EXERCISE MATERIALS:

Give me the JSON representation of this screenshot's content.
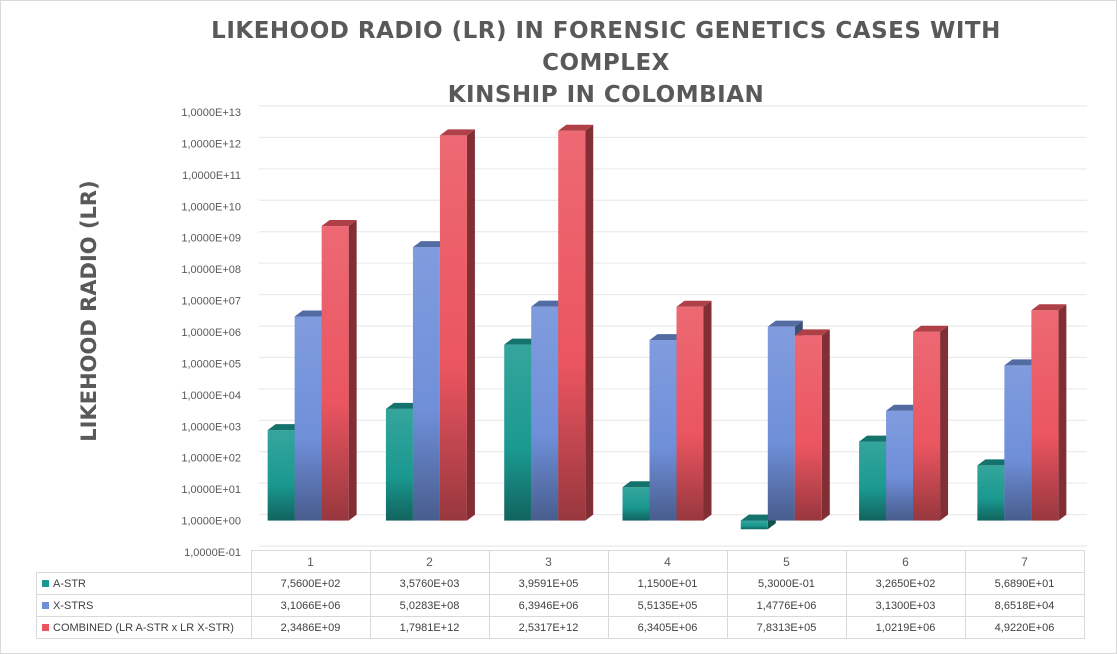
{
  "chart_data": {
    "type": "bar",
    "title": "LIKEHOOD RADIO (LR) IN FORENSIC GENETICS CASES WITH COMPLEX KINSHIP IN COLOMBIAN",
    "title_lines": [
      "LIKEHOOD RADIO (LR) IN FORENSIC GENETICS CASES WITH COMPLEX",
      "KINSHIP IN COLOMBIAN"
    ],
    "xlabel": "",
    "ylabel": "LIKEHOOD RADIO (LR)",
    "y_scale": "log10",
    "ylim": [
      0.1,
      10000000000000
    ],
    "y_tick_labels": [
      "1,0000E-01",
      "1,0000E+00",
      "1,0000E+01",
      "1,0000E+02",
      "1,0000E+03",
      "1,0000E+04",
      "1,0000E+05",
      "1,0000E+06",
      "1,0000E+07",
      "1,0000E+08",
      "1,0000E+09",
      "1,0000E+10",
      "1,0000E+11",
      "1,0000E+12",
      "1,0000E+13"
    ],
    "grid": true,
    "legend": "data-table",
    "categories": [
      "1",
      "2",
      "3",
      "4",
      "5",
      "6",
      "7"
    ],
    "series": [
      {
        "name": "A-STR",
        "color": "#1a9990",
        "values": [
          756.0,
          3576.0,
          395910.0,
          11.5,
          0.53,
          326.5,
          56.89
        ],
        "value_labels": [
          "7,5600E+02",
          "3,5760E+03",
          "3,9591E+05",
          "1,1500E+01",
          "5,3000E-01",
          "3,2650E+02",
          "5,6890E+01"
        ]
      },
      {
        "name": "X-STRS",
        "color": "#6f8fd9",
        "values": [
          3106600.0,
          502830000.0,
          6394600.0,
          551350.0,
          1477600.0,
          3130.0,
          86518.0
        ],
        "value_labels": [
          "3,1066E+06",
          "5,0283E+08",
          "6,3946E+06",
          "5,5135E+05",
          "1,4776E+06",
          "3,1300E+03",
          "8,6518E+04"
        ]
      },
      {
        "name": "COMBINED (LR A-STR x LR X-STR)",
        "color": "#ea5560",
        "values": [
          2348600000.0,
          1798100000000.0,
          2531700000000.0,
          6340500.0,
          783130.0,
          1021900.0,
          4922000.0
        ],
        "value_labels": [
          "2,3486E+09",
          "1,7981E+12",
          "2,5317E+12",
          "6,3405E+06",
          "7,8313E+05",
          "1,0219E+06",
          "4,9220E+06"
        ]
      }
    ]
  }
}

GIVEN TASK: Your task is to repeat the material above exactly, without its pictures.

OUTPUT FOR THIS EXERCISE:
Give me the JSON representation of this screenshot's content.
{
  "chart_data": {
    "type": "bar",
    "title": "LIKEHOOD RADIO (LR) IN FORENSIC GENETICS CASES WITH COMPLEX KINSHIP IN COLOMBIAN",
    "title_lines": [
      "LIKEHOOD RADIO (LR) IN FORENSIC GENETICS CASES WITH COMPLEX",
      "KINSHIP IN COLOMBIAN"
    ],
    "xlabel": "",
    "ylabel": "LIKEHOOD RADIO (LR)",
    "y_scale": "log10",
    "ylim": [
      0.1,
      10000000000000
    ],
    "y_tick_labels": [
      "1,0000E-01",
      "1,0000E+00",
      "1,0000E+01",
      "1,0000E+02",
      "1,0000E+03",
      "1,0000E+04",
      "1,0000E+05",
      "1,0000E+06",
      "1,0000E+07",
      "1,0000E+08",
      "1,0000E+09",
      "1,0000E+10",
      "1,0000E+11",
      "1,0000E+12",
      "1,0000E+13"
    ],
    "grid": true,
    "legend": "data-table",
    "categories": [
      "1",
      "2",
      "3",
      "4",
      "5",
      "6",
      "7"
    ],
    "series": [
      {
        "name": "A-STR",
        "color": "#1a9990",
        "values": [
          756.0,
          3576.0,
          395910.0,
          11.5,
          0.53,
          326.5,
          56.89
        ],
        "value_labels": [
          "7,5600E+02",
          "3,5760E+03",
          "3,9591E+05",
          "1,1500E+01",
          "5,3000E-01",
          "3,2650E+02",
          "5,6890E+01"
        ]
      },
      {
        "name": "X-STRS",
        "color": "#6f8fd9",
        "values": [
          3106600.0,
          502830000.0,
          6394600.0,
          551350.0,
          1477600.0,
          3130.0,
          86518.0
        ],
        "value_labels": [
          "3,1066E+06",
          "5,0283E+08",
          "6,3946E+06",
          "5,5135E+05",
          "1,4776E+06",
          "3,1300E+03",
          "8,6518E+04"
        ]
      },
      {
        "name": "COMBINED (LR A-STR x LR X-STR)",
        "color": "#ea5560",
        "values": [
          2348600000.0,
          1798100000000.0,
          2531700000000.0,
          6340500.0,
          783130.0,
          1021900.0,
          4922000.0
        ],
        "value_labels": [
          "2,3486E+09",
          "1,7981E+12",
          "2,5317E+12",
          "6,3405E+06",
          "7,8313E+05",
          "1,0219E+06",
          "4,9220E+06"
        ]
      }
    ]
  }
}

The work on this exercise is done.